WHAT TO WORK ON: Transcribe all of the records precisely as they are presented.

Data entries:

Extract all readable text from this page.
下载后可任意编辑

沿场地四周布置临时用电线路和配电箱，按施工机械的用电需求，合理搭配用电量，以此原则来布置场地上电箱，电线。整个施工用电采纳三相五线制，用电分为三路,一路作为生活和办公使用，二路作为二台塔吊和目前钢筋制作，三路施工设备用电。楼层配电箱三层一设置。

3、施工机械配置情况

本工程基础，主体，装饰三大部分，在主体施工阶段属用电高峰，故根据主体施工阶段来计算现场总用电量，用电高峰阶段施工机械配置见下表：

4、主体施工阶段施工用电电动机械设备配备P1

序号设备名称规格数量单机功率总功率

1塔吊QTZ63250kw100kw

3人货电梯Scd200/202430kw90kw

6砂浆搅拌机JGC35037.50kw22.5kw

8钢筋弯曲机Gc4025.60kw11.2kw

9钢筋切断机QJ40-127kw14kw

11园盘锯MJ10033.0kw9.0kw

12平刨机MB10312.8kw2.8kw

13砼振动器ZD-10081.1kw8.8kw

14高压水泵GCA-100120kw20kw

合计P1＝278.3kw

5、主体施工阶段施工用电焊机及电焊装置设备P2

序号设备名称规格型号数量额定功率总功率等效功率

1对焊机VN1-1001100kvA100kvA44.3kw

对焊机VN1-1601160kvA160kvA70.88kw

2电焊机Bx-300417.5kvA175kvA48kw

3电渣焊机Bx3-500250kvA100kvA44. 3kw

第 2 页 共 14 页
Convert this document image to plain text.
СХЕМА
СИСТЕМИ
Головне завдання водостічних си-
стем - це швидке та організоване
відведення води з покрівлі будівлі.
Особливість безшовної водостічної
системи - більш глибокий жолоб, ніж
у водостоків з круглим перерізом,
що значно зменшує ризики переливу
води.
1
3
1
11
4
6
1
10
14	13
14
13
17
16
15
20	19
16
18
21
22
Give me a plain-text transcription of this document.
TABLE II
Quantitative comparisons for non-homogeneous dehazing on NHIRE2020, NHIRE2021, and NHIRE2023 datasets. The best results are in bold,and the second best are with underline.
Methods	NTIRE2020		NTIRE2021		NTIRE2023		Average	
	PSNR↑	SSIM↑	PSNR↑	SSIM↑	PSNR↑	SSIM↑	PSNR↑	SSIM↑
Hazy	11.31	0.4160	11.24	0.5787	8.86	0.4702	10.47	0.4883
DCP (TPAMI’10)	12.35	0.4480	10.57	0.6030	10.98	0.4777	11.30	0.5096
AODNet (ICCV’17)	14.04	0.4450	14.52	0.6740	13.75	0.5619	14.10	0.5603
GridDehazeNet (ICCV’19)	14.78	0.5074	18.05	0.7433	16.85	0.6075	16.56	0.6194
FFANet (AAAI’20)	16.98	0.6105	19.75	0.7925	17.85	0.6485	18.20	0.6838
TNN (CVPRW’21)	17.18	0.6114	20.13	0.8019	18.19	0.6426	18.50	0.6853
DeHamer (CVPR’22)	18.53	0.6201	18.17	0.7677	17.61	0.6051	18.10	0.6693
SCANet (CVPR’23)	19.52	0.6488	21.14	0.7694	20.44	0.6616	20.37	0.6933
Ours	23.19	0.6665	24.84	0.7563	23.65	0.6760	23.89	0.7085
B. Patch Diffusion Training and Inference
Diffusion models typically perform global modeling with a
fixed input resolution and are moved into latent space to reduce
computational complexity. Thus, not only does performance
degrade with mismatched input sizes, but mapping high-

WORKED ANSWER:
Extract all readable text from this page.
下载后可任意编辑

沿场地四周布置临时用电线路和配电箱，按施工机械的用电需求，合理搭配用电量，以此原则来布置场地上电箱，电线。整个施工用电采纳三相五线制，用电分为三路,一路作为生活和办公使用，二路作为二台塔吊和目前钢筋制作，三路施工设备用电。楼层配电箱三层一设置。

3、施工机械配置情况

本工程基础，主体，装饰三大部分，在主体施工阶段属用电高峰，故根据主体施工阶段来计算现场总用电量，用电高峰阶段施工机械配置见下表：

4、主体施工阶段施工用电电动机械设备配备P1

序号设备名称规格数量单机功率总功率

1塔吊QTZ63250kw100kw

3人货电梯Scd200/202430kw90kw

6砂浆搅拌机JGC35037.50kw22.5kw

8钢筋弯曲机Gc4025.60kw11.2kw

9钢筋切断机QJ40-127kw14kw

11园盘锯MJ10033.0kw9.0kw

12平刨机MB10312.8kw2.8kw

13砼振动器ZD-10081.1kw8.8kw

14高压水泵GCA-100120kw20kw

合计P1＝278.3kw

5、主体施工阶段施工用电焊机及电焊装置设备P2

序号设备名称规格型号数量额定功率总功率等效功率

1对焊机VN1-1001100kvA100kvA44.3kw

对焊机VN1-1601160kvA160kvA70.88kw

2电焊机Bx-300417.5kvA175kvA48kw

3电渣焊机Bx3-500250kvA100kvA44. 3kw

第 2 页 共 14 页
Convert this document image to plain text.
СХЕМА
СИСТЕМИ
Головне завдання водостічних си-
стем - це швидке та організоване
відведення води з покрівлі будівлі.
Особливість безшовної водостічної
системи - більш глибокий жолоб, ніж
у водостоків з круглим перерізом,
що значно зменшує ризики переливу
води.
1
3
1
11
4
6
1
10
14	13
14
13
17
16
15
20	19
16
18
21
22
Give me a plain-text transcription of this document.
TABLE II
Quantitative comparisons for non-homogeneous dehazing on NHIRE2020, NHIRE2021, and NHIRE2023 datasets. The best results are in bold,and the second best are with underline.
Methods	NTIRE2020		NTIRE2021		NTIRE2023		Average	
	PSNR↑	SSIM↑	PSNR↑	SSIM↑	PSNR↑	SSIM↑	PSNR↑	SSIM↑
Hazy	11.31	0.4160	11.24	0.5787	8.86	0.4702	10.47	0.4883
DCP (TPAMI’10)	12.35	0.4480	10.57	0.6030	10.98	0.4777	11.30	0.5096
AODNet (ICCV’17)	14.04	0.4450	14.52	0.6740	13.75	0.5619	14.10	0.5603
GridDehazeNet (ICCV’19)	14.78	0.5074	18.05	0.7433	16.85	0.6075	16.56	0.6194
FFANet (AAAI’20)	16.98	0.6105	19.75	0.7925	17.85	0.6485	18.20	0.6838
TNN (CVPRW’21)	17.18	0.6114	20.13	0.8019	18.19	0.6426	18.50	0.6853
DeHamer (CVPR’22)	18.53	0.6201	18.17	0.7677	17.61	0.6051	18.10	0.6693
SCANet (CVPR’23)	19.52	0.6488	21.14	0.7694	20.44	0.6616	20.37	0.6933
Ours	23.19	0.6665	24.84	0.7563	23.65	0.6760	23.89	0.7085
B. Patch Diffusion Training and Inference
Diffusion models typically perform global modeling with a
fixed input resolution and are moved into latent space to reduce
computational complexity. Thus, not only does performance
degrade with mismatched input sizes, but mapping high-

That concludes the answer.